Collected data:
____

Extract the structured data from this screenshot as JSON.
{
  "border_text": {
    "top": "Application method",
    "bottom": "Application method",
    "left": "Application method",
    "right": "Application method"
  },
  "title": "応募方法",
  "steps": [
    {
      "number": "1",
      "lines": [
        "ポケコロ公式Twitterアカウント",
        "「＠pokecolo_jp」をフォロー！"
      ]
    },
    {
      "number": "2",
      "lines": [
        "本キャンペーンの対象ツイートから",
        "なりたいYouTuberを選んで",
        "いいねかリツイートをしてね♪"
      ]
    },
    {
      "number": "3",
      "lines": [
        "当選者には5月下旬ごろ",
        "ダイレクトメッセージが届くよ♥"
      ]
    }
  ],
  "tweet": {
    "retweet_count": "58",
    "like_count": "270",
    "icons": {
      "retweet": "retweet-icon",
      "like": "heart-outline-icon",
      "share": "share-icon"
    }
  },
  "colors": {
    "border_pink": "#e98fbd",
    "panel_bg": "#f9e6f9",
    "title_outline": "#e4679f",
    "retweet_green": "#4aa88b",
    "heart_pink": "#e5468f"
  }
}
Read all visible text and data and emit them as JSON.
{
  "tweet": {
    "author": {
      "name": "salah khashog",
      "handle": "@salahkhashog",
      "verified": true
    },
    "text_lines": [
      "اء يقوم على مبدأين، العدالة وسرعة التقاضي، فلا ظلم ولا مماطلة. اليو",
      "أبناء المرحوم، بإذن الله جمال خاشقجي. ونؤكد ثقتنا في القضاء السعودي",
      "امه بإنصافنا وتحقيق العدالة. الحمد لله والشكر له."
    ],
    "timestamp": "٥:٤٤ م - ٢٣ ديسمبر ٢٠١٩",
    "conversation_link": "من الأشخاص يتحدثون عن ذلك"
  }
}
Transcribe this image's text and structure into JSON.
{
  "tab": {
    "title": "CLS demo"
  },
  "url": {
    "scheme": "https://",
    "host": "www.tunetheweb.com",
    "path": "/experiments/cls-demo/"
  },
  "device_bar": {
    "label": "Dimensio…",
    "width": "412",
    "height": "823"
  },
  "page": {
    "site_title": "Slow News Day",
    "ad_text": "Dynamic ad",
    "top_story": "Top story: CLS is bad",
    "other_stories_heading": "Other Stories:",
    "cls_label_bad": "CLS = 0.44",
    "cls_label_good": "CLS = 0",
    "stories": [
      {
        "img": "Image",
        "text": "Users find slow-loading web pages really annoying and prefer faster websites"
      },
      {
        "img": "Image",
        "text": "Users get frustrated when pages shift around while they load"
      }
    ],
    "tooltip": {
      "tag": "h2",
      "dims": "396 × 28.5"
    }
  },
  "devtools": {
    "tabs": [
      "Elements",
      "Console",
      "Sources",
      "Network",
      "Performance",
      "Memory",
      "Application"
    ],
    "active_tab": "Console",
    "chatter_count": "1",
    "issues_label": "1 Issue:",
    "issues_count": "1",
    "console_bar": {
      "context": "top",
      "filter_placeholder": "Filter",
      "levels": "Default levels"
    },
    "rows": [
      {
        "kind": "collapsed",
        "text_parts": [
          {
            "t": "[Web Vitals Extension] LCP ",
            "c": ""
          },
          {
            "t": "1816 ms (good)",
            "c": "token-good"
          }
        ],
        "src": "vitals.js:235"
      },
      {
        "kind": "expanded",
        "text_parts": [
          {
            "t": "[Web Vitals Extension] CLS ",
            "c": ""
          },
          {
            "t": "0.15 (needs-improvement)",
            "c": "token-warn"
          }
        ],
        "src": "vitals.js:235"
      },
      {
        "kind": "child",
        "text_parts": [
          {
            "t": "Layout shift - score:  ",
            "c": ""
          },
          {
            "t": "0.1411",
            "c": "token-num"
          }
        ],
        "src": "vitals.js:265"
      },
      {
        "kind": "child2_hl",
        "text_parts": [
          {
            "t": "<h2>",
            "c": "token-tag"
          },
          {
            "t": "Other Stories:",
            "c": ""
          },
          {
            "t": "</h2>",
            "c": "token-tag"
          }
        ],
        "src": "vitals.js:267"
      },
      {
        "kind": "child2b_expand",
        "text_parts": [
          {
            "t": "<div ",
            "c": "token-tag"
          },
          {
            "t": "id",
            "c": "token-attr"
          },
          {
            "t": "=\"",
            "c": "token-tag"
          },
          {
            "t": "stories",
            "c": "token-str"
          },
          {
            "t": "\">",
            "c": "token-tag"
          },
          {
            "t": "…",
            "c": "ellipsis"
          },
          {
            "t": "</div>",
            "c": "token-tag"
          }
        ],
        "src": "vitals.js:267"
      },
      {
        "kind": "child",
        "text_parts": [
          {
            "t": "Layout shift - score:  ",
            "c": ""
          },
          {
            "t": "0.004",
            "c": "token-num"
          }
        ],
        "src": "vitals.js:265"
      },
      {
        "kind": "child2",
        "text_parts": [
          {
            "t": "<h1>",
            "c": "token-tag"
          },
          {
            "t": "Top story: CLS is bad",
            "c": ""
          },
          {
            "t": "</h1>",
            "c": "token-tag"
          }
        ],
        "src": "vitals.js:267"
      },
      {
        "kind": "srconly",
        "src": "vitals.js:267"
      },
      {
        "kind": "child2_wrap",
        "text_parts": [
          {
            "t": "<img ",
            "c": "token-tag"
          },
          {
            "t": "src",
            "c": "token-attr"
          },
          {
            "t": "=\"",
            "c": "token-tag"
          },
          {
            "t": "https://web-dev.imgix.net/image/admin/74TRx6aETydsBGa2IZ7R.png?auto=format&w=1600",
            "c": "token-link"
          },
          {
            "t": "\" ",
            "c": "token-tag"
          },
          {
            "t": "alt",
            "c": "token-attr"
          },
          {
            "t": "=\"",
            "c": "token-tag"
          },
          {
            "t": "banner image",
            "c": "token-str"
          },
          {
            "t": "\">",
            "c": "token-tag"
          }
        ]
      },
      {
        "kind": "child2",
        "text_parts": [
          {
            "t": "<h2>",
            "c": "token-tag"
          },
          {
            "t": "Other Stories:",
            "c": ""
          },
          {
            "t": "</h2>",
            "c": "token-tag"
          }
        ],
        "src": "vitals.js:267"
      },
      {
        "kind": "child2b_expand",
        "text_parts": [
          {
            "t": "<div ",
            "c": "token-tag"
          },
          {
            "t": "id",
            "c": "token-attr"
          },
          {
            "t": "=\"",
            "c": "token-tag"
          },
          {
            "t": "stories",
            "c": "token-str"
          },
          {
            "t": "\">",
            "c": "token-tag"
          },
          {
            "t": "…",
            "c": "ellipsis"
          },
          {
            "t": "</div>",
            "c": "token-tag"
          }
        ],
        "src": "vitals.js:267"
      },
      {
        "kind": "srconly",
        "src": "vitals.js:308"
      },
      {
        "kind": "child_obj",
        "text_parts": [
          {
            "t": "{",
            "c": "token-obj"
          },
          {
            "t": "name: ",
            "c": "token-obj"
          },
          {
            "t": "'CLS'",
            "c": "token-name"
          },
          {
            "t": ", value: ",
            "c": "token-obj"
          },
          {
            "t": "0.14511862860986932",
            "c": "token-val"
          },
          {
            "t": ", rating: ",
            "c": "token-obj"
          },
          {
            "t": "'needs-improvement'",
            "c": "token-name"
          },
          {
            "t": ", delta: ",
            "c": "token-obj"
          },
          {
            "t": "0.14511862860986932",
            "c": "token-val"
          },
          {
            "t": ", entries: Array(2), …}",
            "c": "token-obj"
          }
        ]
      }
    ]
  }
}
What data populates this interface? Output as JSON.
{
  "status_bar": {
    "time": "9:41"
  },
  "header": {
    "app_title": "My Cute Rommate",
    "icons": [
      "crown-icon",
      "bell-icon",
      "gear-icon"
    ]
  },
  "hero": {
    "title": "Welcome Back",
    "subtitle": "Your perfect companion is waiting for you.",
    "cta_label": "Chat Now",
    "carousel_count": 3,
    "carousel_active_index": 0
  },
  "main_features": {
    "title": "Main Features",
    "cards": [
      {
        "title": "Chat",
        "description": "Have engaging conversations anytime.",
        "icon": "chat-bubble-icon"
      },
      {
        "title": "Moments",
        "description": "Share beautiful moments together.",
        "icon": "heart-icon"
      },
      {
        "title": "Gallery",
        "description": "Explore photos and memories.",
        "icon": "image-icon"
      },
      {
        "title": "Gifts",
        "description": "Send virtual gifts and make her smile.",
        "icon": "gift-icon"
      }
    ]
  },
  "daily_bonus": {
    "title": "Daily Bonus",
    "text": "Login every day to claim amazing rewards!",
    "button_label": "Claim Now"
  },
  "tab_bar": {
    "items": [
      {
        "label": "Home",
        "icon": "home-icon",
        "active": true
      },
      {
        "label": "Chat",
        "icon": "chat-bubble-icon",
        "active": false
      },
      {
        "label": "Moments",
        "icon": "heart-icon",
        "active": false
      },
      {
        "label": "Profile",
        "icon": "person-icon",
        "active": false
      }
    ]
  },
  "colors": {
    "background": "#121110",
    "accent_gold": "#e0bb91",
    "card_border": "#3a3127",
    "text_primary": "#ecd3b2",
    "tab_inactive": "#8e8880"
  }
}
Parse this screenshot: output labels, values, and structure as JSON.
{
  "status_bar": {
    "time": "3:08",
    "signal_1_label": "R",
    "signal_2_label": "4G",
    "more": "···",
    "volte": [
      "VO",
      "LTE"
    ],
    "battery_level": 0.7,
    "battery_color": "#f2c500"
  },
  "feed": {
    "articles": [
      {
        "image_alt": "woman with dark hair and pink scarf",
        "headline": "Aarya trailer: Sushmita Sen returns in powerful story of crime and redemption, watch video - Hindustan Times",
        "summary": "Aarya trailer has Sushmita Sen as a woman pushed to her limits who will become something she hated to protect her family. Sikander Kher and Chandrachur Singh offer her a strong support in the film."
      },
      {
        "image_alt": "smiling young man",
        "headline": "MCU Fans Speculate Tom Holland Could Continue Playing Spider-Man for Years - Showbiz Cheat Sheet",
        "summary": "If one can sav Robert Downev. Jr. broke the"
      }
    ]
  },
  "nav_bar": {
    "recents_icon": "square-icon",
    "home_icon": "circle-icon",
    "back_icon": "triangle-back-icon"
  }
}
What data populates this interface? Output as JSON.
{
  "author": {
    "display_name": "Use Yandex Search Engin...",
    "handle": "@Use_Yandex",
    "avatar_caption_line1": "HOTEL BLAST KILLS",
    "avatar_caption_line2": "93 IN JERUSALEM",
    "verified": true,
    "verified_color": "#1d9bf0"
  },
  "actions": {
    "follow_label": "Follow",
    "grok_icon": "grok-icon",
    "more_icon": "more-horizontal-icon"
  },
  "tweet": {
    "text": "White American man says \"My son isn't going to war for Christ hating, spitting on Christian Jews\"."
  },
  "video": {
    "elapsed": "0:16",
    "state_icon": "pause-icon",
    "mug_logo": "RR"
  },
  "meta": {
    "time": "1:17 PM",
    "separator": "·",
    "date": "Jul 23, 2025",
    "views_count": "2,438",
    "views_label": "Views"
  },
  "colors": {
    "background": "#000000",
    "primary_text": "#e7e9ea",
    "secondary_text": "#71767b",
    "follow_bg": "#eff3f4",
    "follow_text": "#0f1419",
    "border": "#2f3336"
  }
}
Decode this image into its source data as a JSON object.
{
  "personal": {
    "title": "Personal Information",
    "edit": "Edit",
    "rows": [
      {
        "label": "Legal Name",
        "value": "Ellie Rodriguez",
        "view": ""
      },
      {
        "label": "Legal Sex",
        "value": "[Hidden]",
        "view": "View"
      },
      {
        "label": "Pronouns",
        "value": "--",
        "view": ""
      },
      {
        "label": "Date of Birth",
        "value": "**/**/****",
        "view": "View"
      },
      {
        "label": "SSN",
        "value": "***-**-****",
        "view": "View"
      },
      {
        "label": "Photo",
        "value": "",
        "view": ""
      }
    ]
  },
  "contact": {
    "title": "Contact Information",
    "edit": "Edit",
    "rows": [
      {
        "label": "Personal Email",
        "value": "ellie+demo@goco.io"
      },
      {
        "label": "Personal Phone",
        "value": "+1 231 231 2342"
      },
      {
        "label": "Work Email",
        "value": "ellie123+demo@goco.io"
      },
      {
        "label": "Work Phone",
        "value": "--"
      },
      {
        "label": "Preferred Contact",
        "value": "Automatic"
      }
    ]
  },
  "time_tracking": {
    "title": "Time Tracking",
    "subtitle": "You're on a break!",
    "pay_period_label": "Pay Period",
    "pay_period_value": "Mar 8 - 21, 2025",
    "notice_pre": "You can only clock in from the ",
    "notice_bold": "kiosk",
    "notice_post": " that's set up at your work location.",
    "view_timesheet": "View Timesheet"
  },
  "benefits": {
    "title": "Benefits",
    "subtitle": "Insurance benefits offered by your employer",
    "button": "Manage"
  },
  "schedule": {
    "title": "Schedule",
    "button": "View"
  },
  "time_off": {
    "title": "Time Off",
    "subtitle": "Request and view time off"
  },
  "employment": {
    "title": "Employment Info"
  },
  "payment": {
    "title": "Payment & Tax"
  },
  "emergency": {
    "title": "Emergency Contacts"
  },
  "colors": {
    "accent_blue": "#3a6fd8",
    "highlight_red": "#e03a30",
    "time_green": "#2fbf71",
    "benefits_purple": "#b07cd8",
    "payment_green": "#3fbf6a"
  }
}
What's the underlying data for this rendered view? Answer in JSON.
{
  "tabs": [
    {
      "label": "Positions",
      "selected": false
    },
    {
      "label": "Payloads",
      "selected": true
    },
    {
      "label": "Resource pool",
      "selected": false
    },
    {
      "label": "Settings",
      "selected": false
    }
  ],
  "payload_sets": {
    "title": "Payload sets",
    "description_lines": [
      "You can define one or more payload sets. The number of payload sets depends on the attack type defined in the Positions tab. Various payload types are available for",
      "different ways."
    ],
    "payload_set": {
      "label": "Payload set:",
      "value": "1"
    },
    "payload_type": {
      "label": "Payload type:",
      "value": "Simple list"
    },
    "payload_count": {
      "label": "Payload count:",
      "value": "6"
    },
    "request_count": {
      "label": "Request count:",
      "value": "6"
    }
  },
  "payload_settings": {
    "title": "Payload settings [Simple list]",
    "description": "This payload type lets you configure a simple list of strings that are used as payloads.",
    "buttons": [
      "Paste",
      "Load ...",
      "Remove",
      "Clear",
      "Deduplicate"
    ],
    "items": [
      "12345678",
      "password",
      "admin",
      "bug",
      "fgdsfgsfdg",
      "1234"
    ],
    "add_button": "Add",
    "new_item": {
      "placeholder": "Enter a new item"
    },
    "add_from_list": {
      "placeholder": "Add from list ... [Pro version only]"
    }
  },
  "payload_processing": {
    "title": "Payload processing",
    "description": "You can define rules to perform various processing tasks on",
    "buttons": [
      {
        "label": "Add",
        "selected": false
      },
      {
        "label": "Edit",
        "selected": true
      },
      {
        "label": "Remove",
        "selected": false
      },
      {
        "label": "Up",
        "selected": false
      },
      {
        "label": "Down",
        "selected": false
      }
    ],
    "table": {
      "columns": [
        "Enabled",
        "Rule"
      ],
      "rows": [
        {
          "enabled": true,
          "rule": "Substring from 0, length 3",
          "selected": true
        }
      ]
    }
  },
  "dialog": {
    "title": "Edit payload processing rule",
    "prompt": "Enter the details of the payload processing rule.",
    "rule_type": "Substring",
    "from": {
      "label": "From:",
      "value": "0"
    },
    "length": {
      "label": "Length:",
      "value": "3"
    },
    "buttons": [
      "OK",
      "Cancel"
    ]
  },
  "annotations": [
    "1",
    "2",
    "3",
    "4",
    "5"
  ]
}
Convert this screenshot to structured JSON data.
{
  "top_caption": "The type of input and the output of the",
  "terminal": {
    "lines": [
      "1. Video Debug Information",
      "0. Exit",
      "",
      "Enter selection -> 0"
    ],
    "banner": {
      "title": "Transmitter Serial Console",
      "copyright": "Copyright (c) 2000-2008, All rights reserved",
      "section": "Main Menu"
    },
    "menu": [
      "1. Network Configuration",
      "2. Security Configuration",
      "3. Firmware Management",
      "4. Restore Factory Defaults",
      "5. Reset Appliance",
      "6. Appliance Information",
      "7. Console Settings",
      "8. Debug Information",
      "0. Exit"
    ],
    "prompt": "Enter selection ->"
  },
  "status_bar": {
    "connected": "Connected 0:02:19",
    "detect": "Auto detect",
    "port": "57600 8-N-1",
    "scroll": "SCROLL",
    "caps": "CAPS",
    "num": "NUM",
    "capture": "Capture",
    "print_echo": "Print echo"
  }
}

____

Directions: Look through the lines above and collect those with the word "define".

Complete answer:
      "You can define one or more payload sets. The number of payload sets depends on the attack type defined in the Positions tab. Various payload types are available for",
    "description": "You can define rules to perform various processing tasks on",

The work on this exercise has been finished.